Objective:
Omit all images. Transcribe the rest of the material below exactly.

-- start of Excerpted data --

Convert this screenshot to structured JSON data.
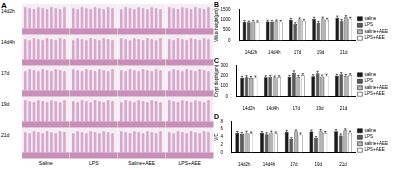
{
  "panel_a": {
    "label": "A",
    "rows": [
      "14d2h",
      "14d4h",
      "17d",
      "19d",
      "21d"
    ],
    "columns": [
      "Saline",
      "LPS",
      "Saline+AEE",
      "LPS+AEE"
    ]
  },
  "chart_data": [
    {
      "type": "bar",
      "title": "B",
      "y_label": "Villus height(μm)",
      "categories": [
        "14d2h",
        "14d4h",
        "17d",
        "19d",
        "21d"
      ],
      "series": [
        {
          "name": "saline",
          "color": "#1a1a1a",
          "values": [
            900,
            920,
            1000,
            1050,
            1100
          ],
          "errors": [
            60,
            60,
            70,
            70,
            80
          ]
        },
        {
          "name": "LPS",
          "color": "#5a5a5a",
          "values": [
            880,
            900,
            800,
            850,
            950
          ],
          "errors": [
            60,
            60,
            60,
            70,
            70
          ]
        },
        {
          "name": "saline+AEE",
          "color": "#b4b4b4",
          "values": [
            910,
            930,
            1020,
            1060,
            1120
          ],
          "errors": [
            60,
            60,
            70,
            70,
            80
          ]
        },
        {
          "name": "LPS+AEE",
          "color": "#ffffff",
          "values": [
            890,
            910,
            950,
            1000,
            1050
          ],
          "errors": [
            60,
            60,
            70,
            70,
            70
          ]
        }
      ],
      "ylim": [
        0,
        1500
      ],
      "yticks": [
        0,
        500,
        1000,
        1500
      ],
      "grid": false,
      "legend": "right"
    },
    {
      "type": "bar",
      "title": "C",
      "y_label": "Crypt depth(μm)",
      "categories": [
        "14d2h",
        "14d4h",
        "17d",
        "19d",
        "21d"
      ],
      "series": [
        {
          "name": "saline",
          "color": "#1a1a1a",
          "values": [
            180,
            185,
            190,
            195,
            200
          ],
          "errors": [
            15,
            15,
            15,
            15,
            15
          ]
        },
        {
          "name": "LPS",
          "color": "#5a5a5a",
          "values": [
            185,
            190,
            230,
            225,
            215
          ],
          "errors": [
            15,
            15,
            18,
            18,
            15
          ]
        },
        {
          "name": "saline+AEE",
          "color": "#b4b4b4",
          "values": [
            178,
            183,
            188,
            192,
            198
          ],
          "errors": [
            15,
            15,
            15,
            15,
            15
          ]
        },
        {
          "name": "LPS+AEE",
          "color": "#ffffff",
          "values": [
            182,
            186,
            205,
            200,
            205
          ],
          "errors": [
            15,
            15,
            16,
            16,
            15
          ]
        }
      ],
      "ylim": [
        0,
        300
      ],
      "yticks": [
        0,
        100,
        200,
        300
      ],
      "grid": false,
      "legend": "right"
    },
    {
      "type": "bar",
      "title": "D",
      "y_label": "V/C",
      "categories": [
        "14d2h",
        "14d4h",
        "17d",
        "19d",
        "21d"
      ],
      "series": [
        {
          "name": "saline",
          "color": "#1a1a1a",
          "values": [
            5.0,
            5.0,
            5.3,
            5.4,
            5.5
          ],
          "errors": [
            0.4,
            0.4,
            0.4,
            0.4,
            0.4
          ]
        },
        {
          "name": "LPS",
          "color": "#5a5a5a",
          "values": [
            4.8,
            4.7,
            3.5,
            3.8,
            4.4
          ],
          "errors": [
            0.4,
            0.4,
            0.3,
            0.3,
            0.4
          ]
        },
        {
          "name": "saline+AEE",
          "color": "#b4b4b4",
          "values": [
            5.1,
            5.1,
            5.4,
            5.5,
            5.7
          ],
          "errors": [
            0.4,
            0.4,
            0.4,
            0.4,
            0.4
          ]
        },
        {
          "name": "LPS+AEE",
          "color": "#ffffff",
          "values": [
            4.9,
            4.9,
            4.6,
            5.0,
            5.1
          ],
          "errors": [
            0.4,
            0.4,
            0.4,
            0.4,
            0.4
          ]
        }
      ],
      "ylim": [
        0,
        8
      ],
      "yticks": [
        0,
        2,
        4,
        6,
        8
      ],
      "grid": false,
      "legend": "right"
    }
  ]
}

-- end of Excerpted data --

Response to this task:
Convert this screenshot to structured JSON data.
{
  "panel_a": {
    "label": "A",
    "rows": [
      "14d2h",
      "14d4h",
      "17d",
      "19d",
      "21d"
    ],
    "columns": [
      "Saline",
      "LPS",
      "Saline+AEE",
      "LPS+AEE"
    ]
  },
  "chart_data": [
    {
      "type": "bar",
      "title": "B",
      "y_label": "Villus height(μm)",
      "categories": [
        "14d2h",
        "14d4h",
        "17d",
        "19d",
        "21d"
      ],
      "series": [
        {
          "name": "saline",
          "color": "#1a1a1a",
          "values": [
            900,
            920,
            1000,
            1050,
            1100
          ],
          "errors": [
            60,
            60,
            70,
            70,
            80
          ]
        },
        {
          "name": "LPS",
          "color": "#5a5a5a",
          "values": [
            880,
            900,
            800,
            850,
            950
          ],
          "errors": [
            60,
            60,
            60,
            70,
            70
          ]
        },
        {
          "name": "saline+AEE",
          "color": "#b4b4b4",
          "values": [
            910,
            930,
            1020,
            1060,
            1120
          ],
          "errors": [
            60,
            60,
            70,
            70,
            80
          ]
        },
        {
          "name": "LPS+AEE",
          "color": "#ffffff",
          "values": [
            890,
            910,
            950,
            1000,
            1050
          ],
          "errors": [
            60,
            60,
            70,
            70,
            70
          ]
        }
      ],
      "ylim": [
        0,
        1500
      ],
      "yticks": [
        0,
        500,
        1000,
        1500
      ],
      "grid": false,
      "legend": "right"
    },
    {
      "type": "bar",
      "title": "C",
      "y_label": "Crypt depth(μm)",
      "categories": [
        "14d2h",
        "14d4h",
        "17d",
        "19d",
        "21d"
      ],
      "series": [
        {
          "name": "saline",
          "color": "#1a1a1a",
          "values": [
            180,
            185,
            190,
            195,
            200
          ],
          "errors": [
            15,
            15,
            15,
            15,
            15
          ]
        },
        {
          "name": "LPS",
          "color": "#5a5a5a",
          "values": [
            185,
            190,
            230,
            225,
            215
          ],
          "errors": [
            15,
            15,
            18,
            18,
            15
          ]
        },
        {
          "name": "saline+AEE",
          "color": "#b4b4b4",
          "values": [
            178,
            183,
            188,
            192,
            198
          ],
          "errors": [
            15,
            15,
            15,
            15,
            15
          ]
        },
        {
          "name": "LPS+AEE",
          "color": "#ffffff",
          "values": [
            182,
            186,
            205,
            200,
            205
          ],
          "errors": [
            15,
            15,
            16,
            16,
            15
          ]
        }
      ],
      "ylim": [
        0,
        300
      ],
      "yticks": [
        0,
        100,
        200,
        300
      ],
      "grid": false,
      "legend": "right"
    },
    {
      "type": "bar",
      "title": "D",
      "y_label": "V/C",
      "categories": [
        "14d2h",
        "14d4h",
        "17d",
        "19d",
        "21d"
      ],
      "series": [
        {
          "name": "saline",
          "color": "#1a1a1a",
          "values": [
            5.0,
            5.0,
            5.3,
            5.4,
            5.5
          ],
          "errors": [
            0.4,
            0.4,
            0.4,
            0.4,
            0.4
          ]
        },
        {
          "name": "LPS",
          "color": "#5a5a5a",
          "values": [
            4.8,
            4.7,
            3.5,
            3.8,
            4.4
          ],
          "errors": [
            0.4,
            0.4,
            0.3,
            0.3,
            0.4
          ]
        },
        {
          "name": "saline+AEE",
          "color": "#b4b4b4",
          "values": [
            5.1,
            5.1,
            5.4,
            5.5,
            5.7
          ],
          "errors": [
            0.4,
            0.4,
            0.4,
            0.4,
            0.4
          ]
        },
        {
          "name": "LPS+AEE",
          "color": "#ffffff",
          "values": [
            4.9,
            4.9,
            4.6,
            5.0,
            5.1
          ],
          "errors": [
            0.4,
            0.4,
            0.4,
            0.4,
            0.4
          ]
        }
      ],
      "ylim": [
        0,
        8
      ],
      "yticks": [
        0,
        2,
        4,
        6,
        8
      ],
      "grid": false,
      "legend": "right"
    }
  ]
}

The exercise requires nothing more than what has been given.